[Lines of data]
[start]
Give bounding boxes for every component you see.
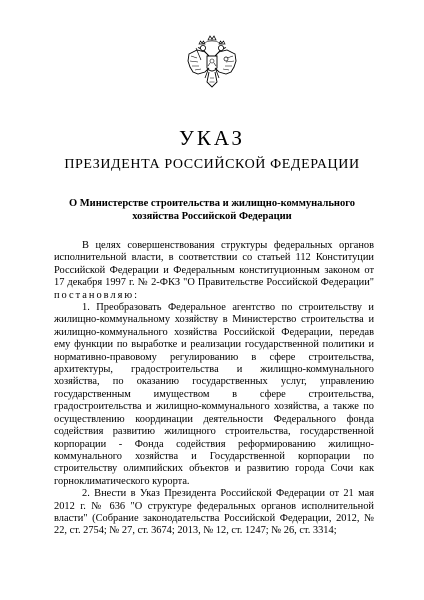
document-subtitle: ПРЕЗИДЕНТА РОССИЙСКОЙ ФЕДЕРАЦИИ [64, 157, 360, 172]
paragraph-1: 1. Преобразовать Федеральное агентство по строительству и жилищно-коммунальному хозяйству в Министерство строительства и жилищно-коммунального хозяйства Российской Федерации, передав ему функции по выработке и реализации государственной политики и нормативно-правовому регулированию в сфере строительства, архитектуры, градостроительства и жилищно-коммунального хозяйства, по оказанию государственных услуг, управлению государственным имуществом в сфере строительства, градостроительства и жилищно-коммунального хозяйства, а также по осуществлению координации деятельности Федерального фонда содействия развитию жилищного строительства, государственной корпорации - Фонда содействия реформированию жилищно-коммунального хозяйства и Государственной корпорации по строительству олимпийских объектов и развитию города Сочи как горноклиматического курорта. [54, 302, 374, 487]
preamble-text: В целях совершенствования структуры федеральных органов исполнительной власти, в соответствии со статьей 112 Конституции Российской Федерации и Федеральным конституционным законом от 17 декабря 1997 г. № 2-ФКЗ "О Правительстве Российской Федерации" [54, 240, 374, 289]
decree-heading: О Министерстве строительства и жилищно-коммунального хозяйства Российской Федерации [68, 198, 355, 222]
paragraph-2: 2. Внести в Указ Президента Российской Федерации от 21 мая 2012 г. № 636 "О структуре федеральных органов исполнительной власти" (Собрание законодательства Российской Федерации, 2012, № 22, ст. 2754; № 27, ст. 3674; 2013, № 12, ст. 1247; № 26, ст. 3314; [54, 488, 374, 537]
preamble-paragraph [54, 240, 374, 302]
preamble-verb: постановляю: [54, 289, 140, 301]
decree-body [54, 240, 374, 538]
russian-coat-of-arms-icon [185, 34, 239, 94]
document-title: УКАЗ [178, 126, 246, 150]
[end]
Copy every line of the records above word for word, leaving out the pictures.

Written solution:
Give bounding boxes for every component you see.
document-subtitle: ПРЕЗИДЕНТА РОССИЙСКОЙ ФЕДЕРАЦИИ [64, 157, 360, 172]
paragraph-1: 1. Преобразовать Федеральное агентство по строительству и жилищно-коммунальному хозяйству в Министерство строительства и жилищно-коммунального хозяйства Российской Федерации, передав ему функции по выработке и реализации государственной политики и нормативно-правовому регулированию в сфере строительства, архитектуры, градостроительства и жилищно-коммунального хозяйства, по оказанию государственных услуг, управлению государственным имуществом в сфере строительства, градостроительства и жилищно-коммунального хозяйства, а также по осуществлению координации деятельности Федерального фонда содействия развитию жилищного строительства, государственной корпорации - Фонда содействия реформированию жилищно-коммунального хозяйства и Государственной корпорации по строительству олимпийских объектов и развитию города Сочи как горноклиматического курорта. [54, 302, 374, 487]
preamble-text: В целях совершенствования структуры федеральных органов исполнительной власти, в соответствии со статьей 112 Конституции Российской Федерации и Федеральным конституционным законом от 17 декабря 1997 г. № 2-ФКЗ "О Правительстве Российской Федерации" [54, 240, 374, 289]
decree-heading: О Министерстве строительства и жилищно-коммунального хозяйства Российской Федерации [68, 198, 355, 222]
paragraph-2: 2. Внести в Указ Президента Российской Федерации от 21 мая 2012 г. № 636 "О структуре федеральных органов исполнительной власти" (Собрание законодательства Российской Федерации, 2012, № 22, ст. 2754; № 27, ст. 3674; 2013, № 12, ст. 1247; № 26, ст. 3314; [54, 488, 374, 537]
preamble-paragraph [54, 240, 374, 302]
preamble-verb: постановляю: [54, 289, 140, 301]
decree-body [54, 240, 374, 538]
russian-coat-of-arms-icon [185, 34, 239, 94]
document-title: УКАЗ [178, 126, 246, 150]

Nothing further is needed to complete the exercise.